Each line that holds the word "learning" counts once; give the total for the records below and nothing else.
[Begin Records supplied]
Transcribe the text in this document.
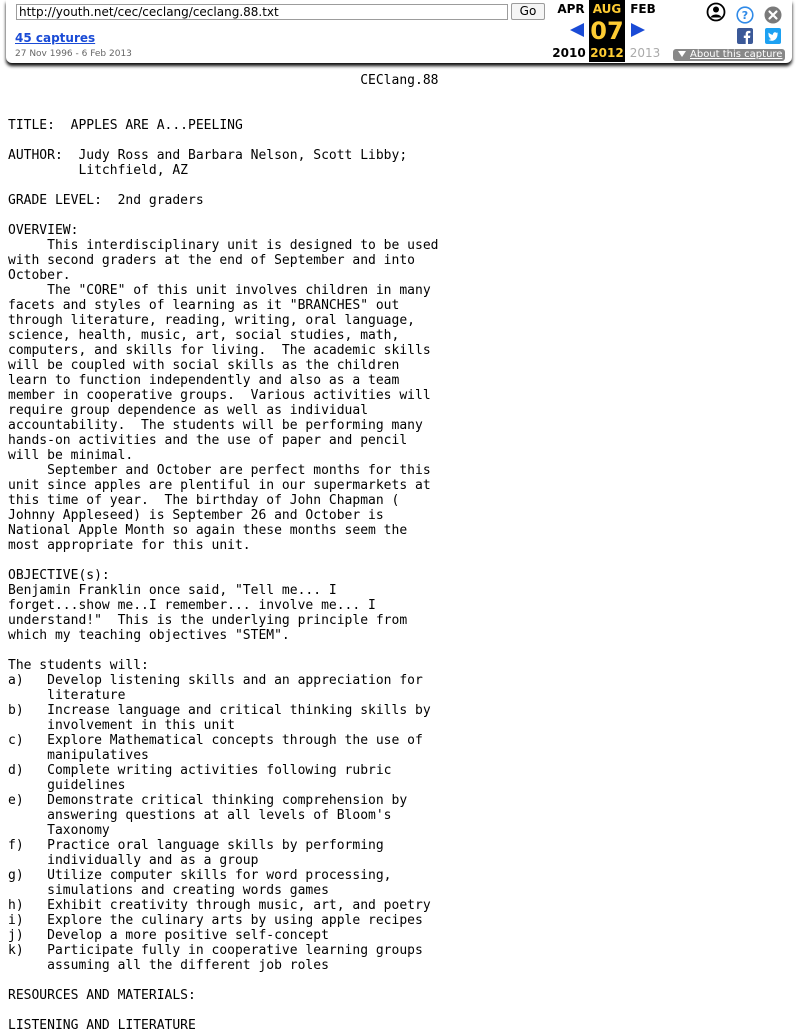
http://youth.net/cec/ceclang/ceclang.88.txt
Go
45 captures
27 Nov 1996 - 6 Feb 2013
APR	FEB
AUG
07
2012
2010	2013
?
About this capture
CEClang.88

TITLE:  APPLES ARE A...PEELING

AUTHOR:  Judy Ross and Barbara Nelson, Scott Libby;
Litchfield, AZ

GRADE LEVEL:  2nd graders

OVERVIEW:
This interdisciplinary unit is designed to be used
with second graders at the end of September and into
October.
The "CORE" of this unit involves children in many
facets and styles of learning as it "BRANCHES" out
through literature, reading, writing, oral language,
science, health, music, art, social studies, math,
computers, and skills for living.  The academic skills
will be coupled with social skills as the children
learn to function independently and also as a team
member in cooperative groups.  Various activities will
require group dependence as well as individual
accountability.  The students will be performing many
hands-on activities and the use of paper and pencil
will be minimal.
September and October are perfect months for this
unit since apples are plentiful in our supermarkets at
this time of year.  The birthday of John Chapman (
Johnny Appleseed) is September 26 and October is
National Apple Month so again these months seem the
most appropriate for this unit.

OBJECTIVE(s):
Benjamin Franklin once said, "Tell me... I
forget...show me..I remember... involve me... I
understand!"  This is the underlying principle from
which my teaching objectives "STEM".

The students will:
a)   Develop listening skills and an appreciation for
literature
b)   Increase language and critical thinking skills by
involvement in this unit
c)   Explore Mathematical concepts through the use of
manipulatives
d)   Complete writing activities following rubric
guidelines
e)   Demonstrate critical thinking comprehension by
answering questions at all levels of Bloom's
Taxonomy
f)   Practice oral language skills by performing
individually and as a group
g)   Utilize computer skills for word processing,
simulations and creating words games
h)   Exhibit creativity through music, art, and poetry
i)   Explore the culinary arts by using apple recipes
j)   Develop a more positive self-concept
k)   Participate fully in cooperative learning groups
assuming all the different job roles

RESOURCES AND MATERIALS:

LISTENING AND LITERATURE
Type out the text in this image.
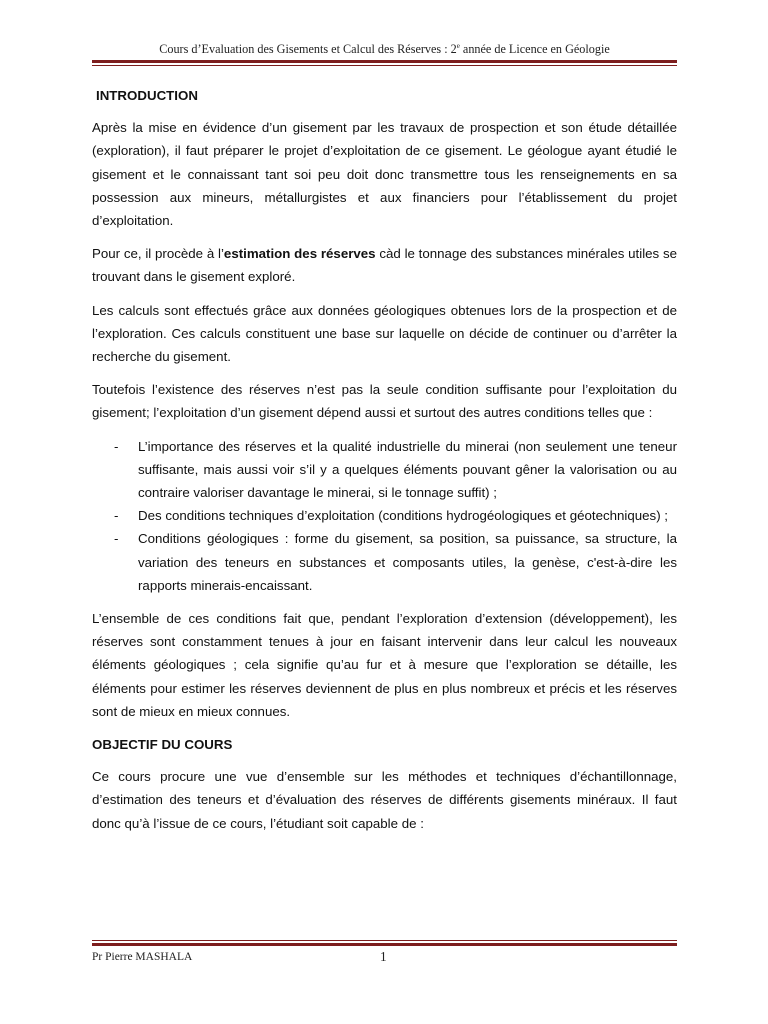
Cours d’Evaluation des Gisements et Calcul des Réserves : 2e année de Licence en Géologie
INTRODUCTION

Après la mise en évidence d’un gisement par les travaux de prospection et son étude détaillée (exploration), il faut préparer le projet d’exploitation de ce gisement. Le géologue ayant étudié le gisement et le connaissant tant soi peu doit donc transmettre tous les renseignements en sa possession aux mineurs, métallurgistes et aux financiers pour l’établissement du projet d’exploitation.

Pour ce, il procède à l’estimation des réserves càd le tonnage des substances minérales utiles se trouvant dans le gisement exploré.

Les calculs sont effectués grâce aux données géologiques obtenues lors de la prospection et de l’exploration. Ces calculs constituent une base sur laquelle on décide de continuer ou d’arrêter la recherche du gisement.

Toutefois l’existence des réserves n’est pas la seule condition suffisante pour l’exploitation du gisement; l’exploitation d’un gisement dépend aussi et surtout des autres conditions telles que :

- L’importance des réserves et la qualité industrielle du minerai (non seulement une teneur suffisante, mais aussi voir s’il y a quelques éléments pouvant gêner la valorisation ou au contraire valoriser davantage le minerai, si le tonnage suffit) ;
- Des conditions techniques d’exploitation (conditions hydrogéologiques et géotechniques) ;
- Conditions géologiques : forme du gisement, sa position, sa puissance, sa structure, la variation des teneurs en substances et composants utiles, la genèse, c'est-à-dire les rapports minerais-encaissant.

L’ensemble de ces conditions fait que, pendant l’exploration d’extension (développement), les réserves sont constamment tenues à jour en faisant intervenir dans leur calcul les nouveaux éléments géologiques ; cela signifie qu’au fur et à mesure que l’exploration se détaille, les éléments pour estimer les réserves deviennent de plus en plus nombreux et précis et les réserves sont de mieux en mieux connues.

OBJECTIF DU COURS

Ce cours procure une vue d’ensemble sur les méthodes et techniques d’échantillonnage, d’estimation des teneurs et d’évaluation des réserves de différents gisements minéraux. Il faut donc qu’à l’issue de ce cours, l’étudiant soit capable de :

Pr Pierre MASHALA	1
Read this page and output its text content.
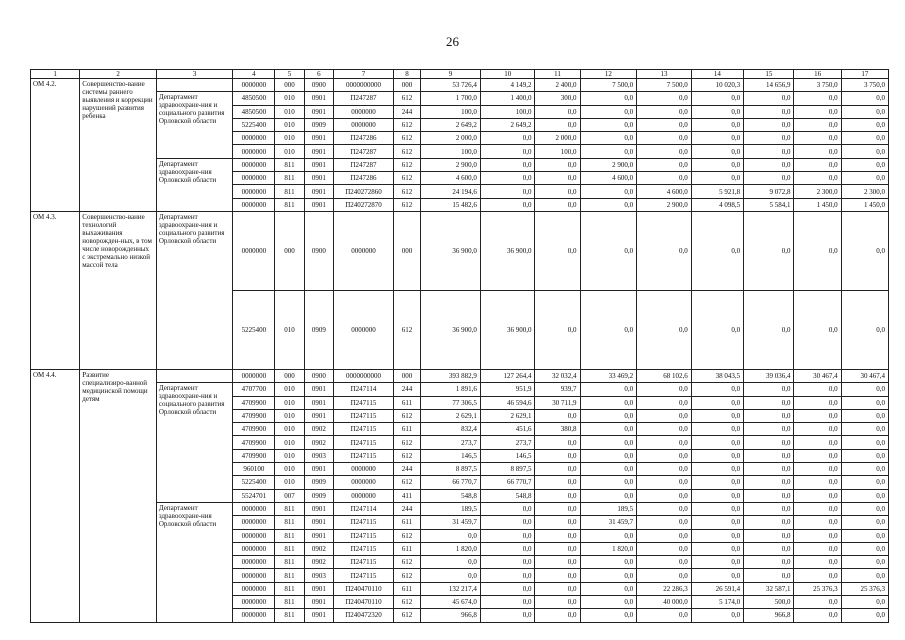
26
1	2	3	4	5	6	7	8	9	10	11	12	13	14	15	16	17
ОМ 4.2.	Совершенство-вание системы раннего выявления и коррекции нарушений развития ребенка		0000000	000	0900	0000000000	000	53 726,4	4 149,2	2 400,0	7 500,0	7 500,0	10 020,3	14 656,9	3 750,0	3 750,0
		Департамент здравоохране-ния и социального развития Орловской области	4850500	010	0901	П247287	612	1 700,0	1 400,0	300,0	0,0	0,0	0,0	0,0	0,0	0,0
			4850500	010	0901	0000000	244	100,0	100,0	0,0	0,0	0,0	0,0	0,0	0,0	0,0
			5225400	010	0909	0000000	612	2 649,2	2 649,2	0,0	0,0	0,0	0,0	0,0	0,0	0,0
			0000000	010	0901	П247286	612	2 000,0	0,0	2 000,0	0,0	0,0	0,0	0,0	0,0	0,0
			0000000	010	0901	П247287	612	100,0	0,0	100,0	0,0	0,0	0,0	0,0	0,0	0,0
		Департамент здравоохране-ния Орловской области	0000000	811	0901	П247287	612	2 900,0	0,0	0,0	2 900,0	0,0	0,0	0,0	0,0	0,0
			0000000	811	0901	П247286	612	4 600,0	0,0	0,0	4 600,0	0,0	0,0	0,0	0,0	0,0
			0000000	811	0901	П240272860	612	24 194,6	0,0	0,0	0,0	4 600,0	5 921,8	9 072,8	2 300,0	2 300,0
			0000000	811	0901	П240272870	612	15 482,6	0,0	0,0	0,0	2 900,0	4 098,5	5 584,1	1 450,0	1 450,0
ОМ 4.3.	Совершенство-вание технологий выхаживания новорожден-ных, в том числе новорожденных с экстремально низкой массой тела	Департамент здравоохране-ния и социального развития Орловской области	0000000	000	0900	0000000	000	36 900,0	36 900,0	0,0	0,0	0,0	0,0	0,0	0,0	0,0
			5225400	010	0909	0000000	612	36 900,0	36 900,0	0,0	0,0	0,0	0,0	0,0	0,0	0,0
ОМ 4.4.	Развитие специализиро-ванной медицинской помощи детям		0000000	000	0900	0000000000	000	393 882,9	127 264,4	32 032,4	33 469,2	68 102,6	38 043,5	39 036,4	30 467,4	30 467,4
		Департамент здравоохране-ния и социального развития Орловской области	4707700	010	0901	П247114	244	1 891,6	951,9	939,7	0,0	0,0	0,0	0,0	0,0	0,0
			4709900	010	0901	П247115	611	77 306,5	46 594,6	30 711,9	0,0	0,0	0,0	0,0	0,0	0,0
			4709900	010	0901	П247115	612	2 629,1	2 629,1	0,0	0,0	0,0	0,0	0,0	0,0	0,0
			4709900	010	0902	П247115	611	832,4	451,6	380,8	0,0	0,0	0,0	0,0	0,0	0,0
			4709900	010	0902	П247115	612	273,7	273,7	0,0	0,0	0,0	0,0	0,0	0,0	0,0
			4709900	010	0903	П247115	612	146,5	146,5	0,0	0,0	0,0	0,0	0,0	0,0	0,0
			960100	010	0901	0000000	244	8 897,5	8 897,5	0,0	0,0	0,0	0,0	0,0	0,0	0,0
			5225400	010	0909	0000000	612	66 770,7	66 770,7	0,0	0,0	0,0	0,0	0,0	0,0	0,0
			5524701	007	0909	0000000	411	548,8	548,8	0,0	0,0	0,0	0,0	0,0	0,0	0,0
		Департамент здравоохране-ния Орловской области	0000000	811	0901	П247114	244	189,5	0,0	0,0	189,5	0,0	0,0	0,0	0,0	0,0
			0000000	811	0901	П247115	611	31 459,7	0,0	0,0	31 459,7	0,0	0,0	0,0	0,0	0,0
			0000000	811	0901	П247115	612	0,0	0,0	0,0	0,0	0,0	0,0	0,0	0,0	0,0
			0000000	811	0902	П247115	611	1 820,0	0,0	0,0	1 820,0	0,0	0,0	0,0	0,0	0,0
			0000000	811	0902	П247115	612	0,0	0,0	0,0	0,0	0,0	0,0	0,0	0,0	0,0
			0000000	811	0903	П247115	612	0,0	0,0	0,0	0,0	0,0	0,0	0,0	0,0	0,0
			0000000	811	0901	П240470110	611	132 217,4	0,0	0,0	0,0	22 286,3	26 591,4	32 587,1	25 376,3	25 376,3
			0000000	811	0901	П240470110	612	45 674,0	0,0	0,0	0,0	40 000,0	5 174,0	500,0	0,0	0,0
			0000000	811	0901	П240472320	612	966,8	0,0	0,0	0,0	0,0	0,0	966,8	0,0	0,0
[End Records supplied]
Expected answer: 2